— begin —
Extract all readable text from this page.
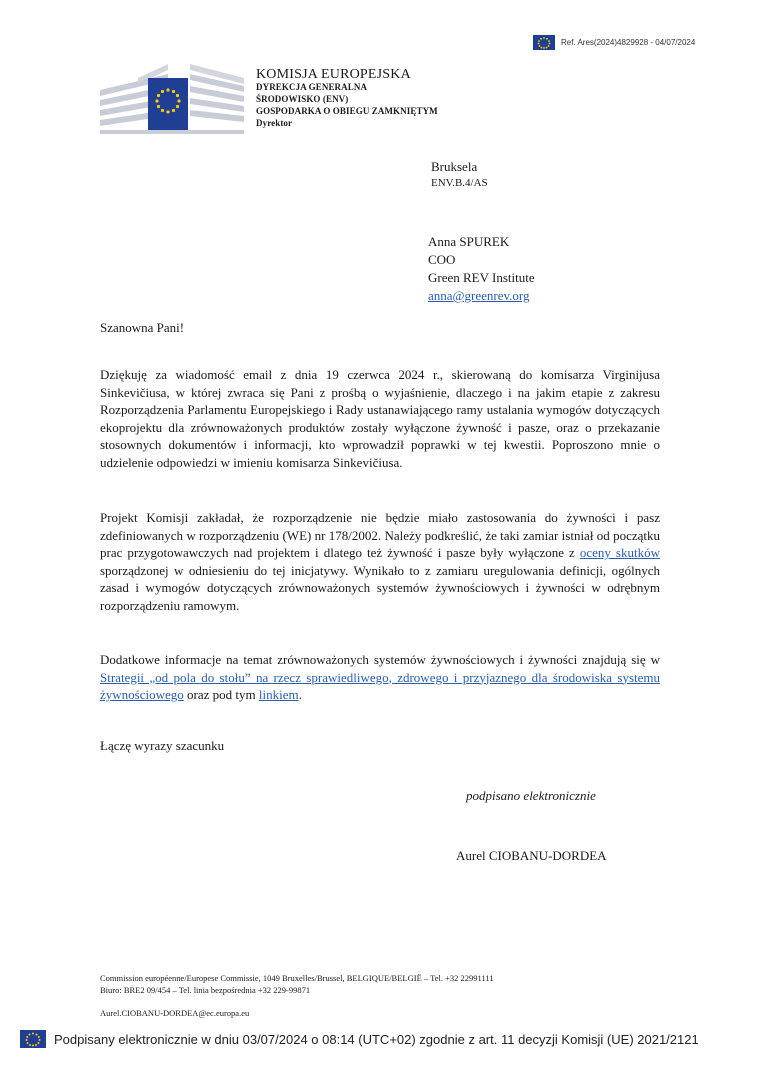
Ref. Ares(2024)4829928 - 04/07/2024
KOMISJA EUROPEJSKA
DYREKCJA GENERALNA
ŚRODOWISKO (ENV)
GOSPODARKA O OBIEGU ZAMKNIĘTYM
Dyrektor
Bruksela
ENV.B.4/AS
Anna SPUREK
COO
Green REV Institute
anna@greenrev.org
Szanowna Pani!
Dziękuję za wiadomość email z dnia 19 czerwca 2024 r., skierowaną do komisarza Virginijusa Sinkevičiusa, w której zwraca się Pani z prośbą o wyjaśnienie, dlaczego i na jakim etapie z zakresu Rozporządzenia Parlamentu Europejskiego i Rady ustanawiającego ramy ustalania wymogów dotyczących ekoprojektu dla zrównoważonych produktów zostały wyłączone żywność i pasze, oraz o przekazanie stosownych dokumentów i informacji, kto wprowadził poprawki w tej kwestii. Poproszono mnie o udzielenie odpowiedzi w imieniu komisarza Sinkevičiusa.
Projekt Komisji zakładał, że rozporządzenie nie będzie miało zastosowania do żywności i pasz zdefiniowanych w rozporządzeniu (WE) nr 178/2002. Należy podkreślić, że taki zamiar istniał od początku prac przygotowawczych nad projektem i dlatego też żywność i pasze były wyłączone z oceny skutków sporządzonej w odniesieniu do tej inicjatywy. Wynikało to z zamiaru uregulowania definicji, ogólnych zasad i wymogów dotyczących zrównoważonych systemów żywnościowych i żywności w odrębnym rozporządzeniu ramowym.
Dodatkowe informacje na temat zrównoważonych systemów żywnościowych i żywności znajdują się w Strategii „od pola do stołu” na rzecz sprawiedliwego, zdrowego i przyjaznego dla środowiska systemu żywnościowego oraz pod tym linkiem.
Łączę wyrazy szacunku
podpisano elektronicznie
Aurel CIOBANU-DORDEA
Commission européenne/Europese Commissie, 1049 Bruxelles/Brussel, BELGIQUE/BELGIË – Tel. +32 22991111
Biuro: BRE2 09/454 – Tel. linia bezpośrednia +32 229-99871
Aurel.CIOBANU-DORDEA@ec.europa.eu
Podpisany elektronicznie w dniu 03/07/2024 o 08:14 (UTC+02) zgodnie z art. 11 decyzji Komisji (UE) 2021/2121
— end —
-- DESCRIPTION OF THE TASK --
Copy down every line of the entries containing the word "Aurel".

-- RIGHT ANSWER --
Aurel CIOBANU-DORDEA
Aurel.CIOBANU-DORDEA@ec.europa.eu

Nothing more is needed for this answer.